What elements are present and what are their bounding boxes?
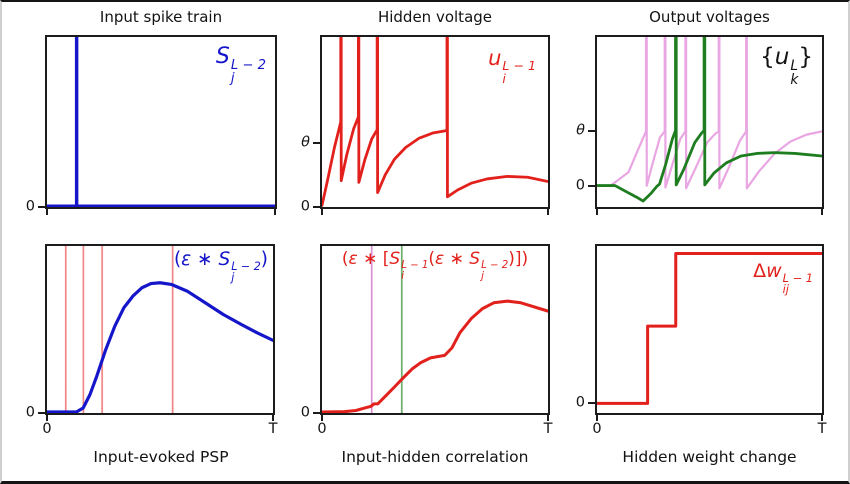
x-tick-label: 0	[592, 421, 602, 437]
x-tick-mark	[274, 208, 276, 215]
x-tick-mark	[596, 208, 598, 215]
input-spike-trace	[47, 37, 275, 206]
x-tick-mark	[547, 414, 549, 421]
psp-kernel-trace	[47, 283, 273, 412]
x-tick-mark	[46, 208, 48, 215]
y-tick-mark	[38, 412, 46, 414]
y-tick-label: 0	[25, 198, 35, 215]
y-tick-label: θ	[301, 134, 310, 151]
y-tick-mark	[313, 412, 321, 414]
y-tick-mark	[588, 402, 596, 405]
x-tick-mark	[321, 414, 323, 421]
correlation-trace-trace	[322, 301, 548, 412]
x-tick-label: T	[817, 421, 827, 437]
plot-area-input-spike-train	[47, 37, 275, 207]
y-tick-label: θ	[576, 122, 585, 139]
y-tick-label: 0	[25, 404, 35, 421]
plot-area-input-evoked-psp	[47, 246, 273, 413]
plot-area-hidden-voltage	[322, 37, 548, 207]
axis-label-hidden-weight-change: Hidden weight change	[622, 448, 797, 466]
y-tick-label: 0	[300, 404, 310, 421]
x-tick-label: 0	[42, 421, 52, 437]
y-tick-mark	[588, 129, 596, 132]
output-voltage-k1-trace	[597, 37, 822, 201]
x-tick-mark	[272, 414, 274, 421]
axis-label-input-evoked-psp: Input-evoked PSP	[93, 448, 229, 466]
axis-label-input-hidden-correlation: Input-hidden correlation	[341, 448, 529, 466]
x-tick-label: 0	[317, 421, 327, 437]
hidden-membrane-voltage-trace	[322, 37, 548, 205]
y-tick-label: 0	[300, 198, 310, 215]
weight-change-step-trace	[597, 254, 822, 404]
y-tick-mark	[313, 206, 321, 208]
x-tick-label: T	[268, 421, 278, 437]
plot-area-input-hidden-correlation	[322, 246, 548, 413]
y-tick-mark	[313, 142, 321, 145]
y-tick-mark	[588, 184, 596, 187]
x-tick-mark	[821, 208, 823, 215]
panel-title-hidden-voltage: Hidden voltage	[377, 8, 493, 26]
x-tick-mark	[321, 208, 323, 215]
x-tick-label: T	[543, 421, 553, 437]
formula-hidden-weight-change: Δw L − 1 ij	[753, 260, 813, 297]
panel-title-input-spike-train: Input spike train	[99, 8, 223, 26]
panel-title-output-voltages: Output voltages	[649, 8, 770, 26]
x-tick-mark	[821, 414, 823, 421]
y-tick-label: 0	[575, 394, 585, 411]
y-tick-mark	[38, 206, 46, 208]
y-tick-label: 0	[575, 177, 585, 194]
x-tick-mark	[547, 208, 549, 215]
x-tick-mark	[596, 414, 598, 421]
plot-area-hidden-weight-change	[597, 246, 822, 413]
x-tick-mark	[46, 414, 48, 421]
plot-area-output-voltages	[597, 37, 822, 207]
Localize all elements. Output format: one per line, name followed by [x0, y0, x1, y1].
-------
◆ **Short problem**:
In the records, starting at the line containing "421, 602, 437]" and ending at the line containing "208, 823, 215]", replace "Input-hidden correlation" with "Input-hidden covariance" and reproduce only those lines, with everything else unchanged.

◆ **Finished answer**:
x-tick-label: 0	[592, 421, 602, 437]
x-tick-mark	[274, 208, 276, 215]
x-tick-mark	[596, 208, 598, 215]
input-spike-trace	[47, 37, 275, 206]
x-tick-mark	[547, 414, 549, 421]
psp-kernel-trace	[47, 283, 273, 412]
x-tick-mark	[46, 208, 48, 215]
y-tick-mark	[38, 412, 46, 414]
y-tick-label: 0	[25, 198, 35, 215]
y-tick-label: θ	[301, 134, 310, 151]
y-tick-mark	[313, 412, 321, 414]
y-tick-mark	[588, 402, 596, 405]
x-tick-mark	[321, 414, 323, 421]
correlation-trace-trace	[322, 301, 548, 412]
x-tick-label: T	[817, 421, 827, 437]
plot-area-input-spike-train	[47, 37, 275, 207]
y-tick-label: θ	[576, 122, 585, 139]
y-tick-label: 0	[25, 404, 35, 421]
plot-area-input-evoked-psp	[47, 246, 273, 413]
plot-area-hidden-voltage	[322, 37, 548, 207]
axis-label-hidden-weight-change: Hidden weight change	[622, 448, 797, 466]
y-tick-label: 0	[300, 404, 310, 421]
x-tick-label: 0	[42, 421, 52, 437]
y-tick-mark	[588, 129, 596, 132]
output-voltage-k1-trace	[597, 37, 822, 201]
x-tick-mark	[272, 414, 274, 421]
axis-label-input-evoked-psp: Input-evoked PSP	[93, 448, 229, 466]
axis-label-input-hidden-correlation: Input-hidden covariance	[341, 448, 529, 466]
x-tick-label: 0	[317, 421, 327, 437]
hidden-membrane-voltage-trace	[322, 37, 548, 205]
y-tick-label: 0	[300, 198, 310, 215]
weight-change-step-trace	[597, 254, 822, 404]
y-tick-mark	[313, 206, 321, 208]
x-tick-label: T	[268, 421, 278, 437]
plot-area-input-hidden-correlation	[322, 246, 548, 413]
y-tick-mark	[313, 142, 321, 145]
y-tick-mark	[588, 184, 596, 187]
x-tick-mark	[821, 208, 823, 215]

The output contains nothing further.